Print all of the data exactly as written.

## Start

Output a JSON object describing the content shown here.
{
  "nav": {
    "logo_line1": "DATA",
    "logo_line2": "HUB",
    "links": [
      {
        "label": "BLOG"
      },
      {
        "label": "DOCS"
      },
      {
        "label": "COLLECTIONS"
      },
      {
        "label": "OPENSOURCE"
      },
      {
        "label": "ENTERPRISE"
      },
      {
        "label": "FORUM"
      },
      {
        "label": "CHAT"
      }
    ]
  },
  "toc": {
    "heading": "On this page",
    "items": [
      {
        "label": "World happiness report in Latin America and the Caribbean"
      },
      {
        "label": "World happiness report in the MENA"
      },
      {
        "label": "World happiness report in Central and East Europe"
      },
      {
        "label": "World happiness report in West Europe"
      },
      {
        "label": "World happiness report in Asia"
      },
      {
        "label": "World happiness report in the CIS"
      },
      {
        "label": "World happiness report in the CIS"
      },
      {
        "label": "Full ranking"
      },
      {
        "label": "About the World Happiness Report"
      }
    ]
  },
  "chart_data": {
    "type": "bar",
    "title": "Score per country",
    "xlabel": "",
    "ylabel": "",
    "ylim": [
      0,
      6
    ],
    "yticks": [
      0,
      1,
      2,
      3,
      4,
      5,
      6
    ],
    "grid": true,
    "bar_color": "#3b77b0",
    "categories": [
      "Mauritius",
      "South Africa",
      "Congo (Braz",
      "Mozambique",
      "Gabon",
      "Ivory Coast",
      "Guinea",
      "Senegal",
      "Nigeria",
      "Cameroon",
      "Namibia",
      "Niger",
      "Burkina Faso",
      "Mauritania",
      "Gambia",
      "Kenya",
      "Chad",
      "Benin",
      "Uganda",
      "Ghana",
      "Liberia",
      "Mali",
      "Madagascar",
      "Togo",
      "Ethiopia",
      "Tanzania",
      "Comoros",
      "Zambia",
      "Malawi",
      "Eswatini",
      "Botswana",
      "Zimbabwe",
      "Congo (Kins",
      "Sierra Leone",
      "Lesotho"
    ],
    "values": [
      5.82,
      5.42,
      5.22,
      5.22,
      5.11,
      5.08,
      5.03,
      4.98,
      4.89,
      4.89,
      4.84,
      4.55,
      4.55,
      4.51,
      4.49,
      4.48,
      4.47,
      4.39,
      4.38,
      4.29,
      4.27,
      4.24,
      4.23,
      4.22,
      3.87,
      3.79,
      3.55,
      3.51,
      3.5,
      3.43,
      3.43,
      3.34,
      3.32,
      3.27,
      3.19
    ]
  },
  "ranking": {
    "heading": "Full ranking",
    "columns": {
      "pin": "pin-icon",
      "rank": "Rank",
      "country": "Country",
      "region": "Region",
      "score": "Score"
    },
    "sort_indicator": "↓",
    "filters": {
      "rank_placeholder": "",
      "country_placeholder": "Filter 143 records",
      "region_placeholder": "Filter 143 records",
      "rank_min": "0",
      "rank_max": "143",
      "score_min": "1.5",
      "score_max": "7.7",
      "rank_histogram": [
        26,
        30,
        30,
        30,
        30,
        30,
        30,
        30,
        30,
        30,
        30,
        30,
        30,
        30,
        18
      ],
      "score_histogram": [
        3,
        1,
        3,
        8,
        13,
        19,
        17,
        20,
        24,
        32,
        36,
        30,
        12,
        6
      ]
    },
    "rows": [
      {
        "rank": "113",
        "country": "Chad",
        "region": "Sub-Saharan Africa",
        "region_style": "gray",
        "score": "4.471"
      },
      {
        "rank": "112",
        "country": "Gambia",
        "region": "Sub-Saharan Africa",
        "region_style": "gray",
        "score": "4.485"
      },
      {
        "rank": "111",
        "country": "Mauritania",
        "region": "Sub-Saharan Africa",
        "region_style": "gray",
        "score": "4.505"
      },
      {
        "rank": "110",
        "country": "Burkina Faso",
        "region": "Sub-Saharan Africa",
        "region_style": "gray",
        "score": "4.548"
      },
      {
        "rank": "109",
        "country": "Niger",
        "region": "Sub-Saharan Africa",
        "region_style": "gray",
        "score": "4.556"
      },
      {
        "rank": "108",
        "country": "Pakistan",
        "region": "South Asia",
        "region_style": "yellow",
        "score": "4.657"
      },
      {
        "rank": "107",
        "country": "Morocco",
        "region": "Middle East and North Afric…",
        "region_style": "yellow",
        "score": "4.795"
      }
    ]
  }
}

## End

■ Reply:
Output a JSON object describing the content shown here.
{
  "nav": {
    "logo_line1": "DATA",
    "logo_line2": "HUB",
    "links": [
      {
        "label": "BLOG"
      },
      {
        "label": "DOCS"
      },
      {
        "label": "COLLECTIONS"
      },
      {
        "label": "OPENSOURCE"
      },
      {
        "label": "ENTERPRISE"
      },
      {
        "label": "FORUM"
      },
      {
        "label": "CHAT"
      }
    ]
  },
  "toc": {
    "heading": "On this page",
    "items": [
      {
        "label": "World happiness report in Latin America and the Caribbean"
      },
      {
        "label": "World happiness report in the MENA"
      },
      {
        "label": "World happiness report in Central and East Europe"
      },
      {
        "label": "World happiness report in West Europe"
      },
      {
        "label": "World happiness report in Asia"
      },
      {
        "label": "World happiness report in the CIS"
      },
      {
        "label": "World happiness report in the CIS"
      },
      {
        "label": "Full ranking"
      },
      {
        "label": "About the World Happiness Report"
      }
    ]
  },
  "chart_data": {
    "type": "bar",
    "title": "Score per country",
    "xlabel": "",
    "ylabel": "",
    "ylim": [
      0,
      6
    ],
    "yticks": [
      0,
      1,
      2,
      3,
      4,
      5,
      6
    ],
    "grid": true,
    "bar_color": "#3b77b0",
    "categories": [
      "Mauritius",
      "South Africa",
      "Congo (Braz",
      "Mozambique",
      "Gabon",
      "Ivory Coast",
      "Guinea",
      "Senegal",
      "Nigeria",
      "Cameroon",
      "Namibia",
      "Niger",
      "Burkina Faso",
      "Mauritania",
      "Gambia",
      "Kenya",
      "Chad",
      "Benin",
      "Uganda",
      "Ghana",
      "Liberia",
      "Mali",
      "Madagascar",
      "Togo",
      "Ethiopia",
      "Tanzania",
      "Comoros",
      "Zambia",
      "Malawi",
      "Eswatini",
      "Botswana",
      "Zimbabwe",
      "Congo (Kins",
      "Sierra Leone",
      "Lesotho"
    ],
    "values": [
      5.82,
      5.42,
      5.22,
      5.22,
      5.11,
      5.08,
      5.03,
      4.98,
      4.89,
      4.89,
      4.84,
      4.55,
      4.55,
      4.51,
      4.49,
      4.48,
      4.47,
      4.39,
      4.38,
      4.29,
      4.27,
      4.24,
      4.23,
      4.22,
      3.87,
      3.79,
      3.55,
      3.51,
      3.5,
      3.43,
      3.43,
      3.34,
      3.32,
      3.27,
      3.19
    ]
  },
  "ranking": {
    "heading": "Full ranking",
    "columns": {
      "pin": "pin-icon",
      "rank": "Rank",
      "country": "Country",
      "region": "Region",
      "score": "Score"
    },
    "sort_indicator": "↓",
    "filters": {
      "rank_placeholder": "",
      "country_placeholder": "Filter 143 records",
      "region_placeholder": "Filter 143 records",
      "rank_min": "0",
      "rank_max": "143",
      "score_min": "1.5",
      "score_max": "7.7",
      "rank_histogram": [
        26,
        30,
        30,
        30,
        30,
        30,
        30,
        30,
        30,
        30,
        30,
        30,
        30,
        30,
        18
      ],
      "score_histogram": [
        3,
        1,
        3,
        8,
        13,
        19,
        17,
        20,
        24,
        32,
        36,
        30,
        12,
        6
      ]
    },
    "rows": [
      {
        "rank": "113",
        "country": "Chad",
        "region": "Sub-Saharan Africa",
        "region_style": "gray",
        "score": "4.471"
      },
      {
        "rank": "112",
        "country": "Gambia",
        "region": "Sub-Saharan Africa",
        "region_style": "gray",
        "score": "4.485"
      },
      {
        "rank": "111",
        "country": "Mauritania",
        "region": "Sub-Saharan Africa",
        "region_style": "gray",
        "score": "4.505"
      },
      {
        "rank": "110",
        "country": "Burkina Faso",
        "region": "Sub-Saharan Africa",
        "region_style": "gray",
        "score": "4.548"
      },
      {
        "rank": "109",
        "country": "Niger",
        "region": "Sub-Saharan Africa",
        "region_style": "gray",
        "score": "4.556"
      },
      {
        "rank": "108",
        "country": "Pakistan",
        "region": "South Asia",
        "region_style": "yellow",
        "score": "4.657"
      },
      {
        "rank": "107",
        "country": "Morocco",
        "region": "Middle East and North Afric…",
        "region_style": "yellow",
        "score": "4.795"
      }
    ]
  }
}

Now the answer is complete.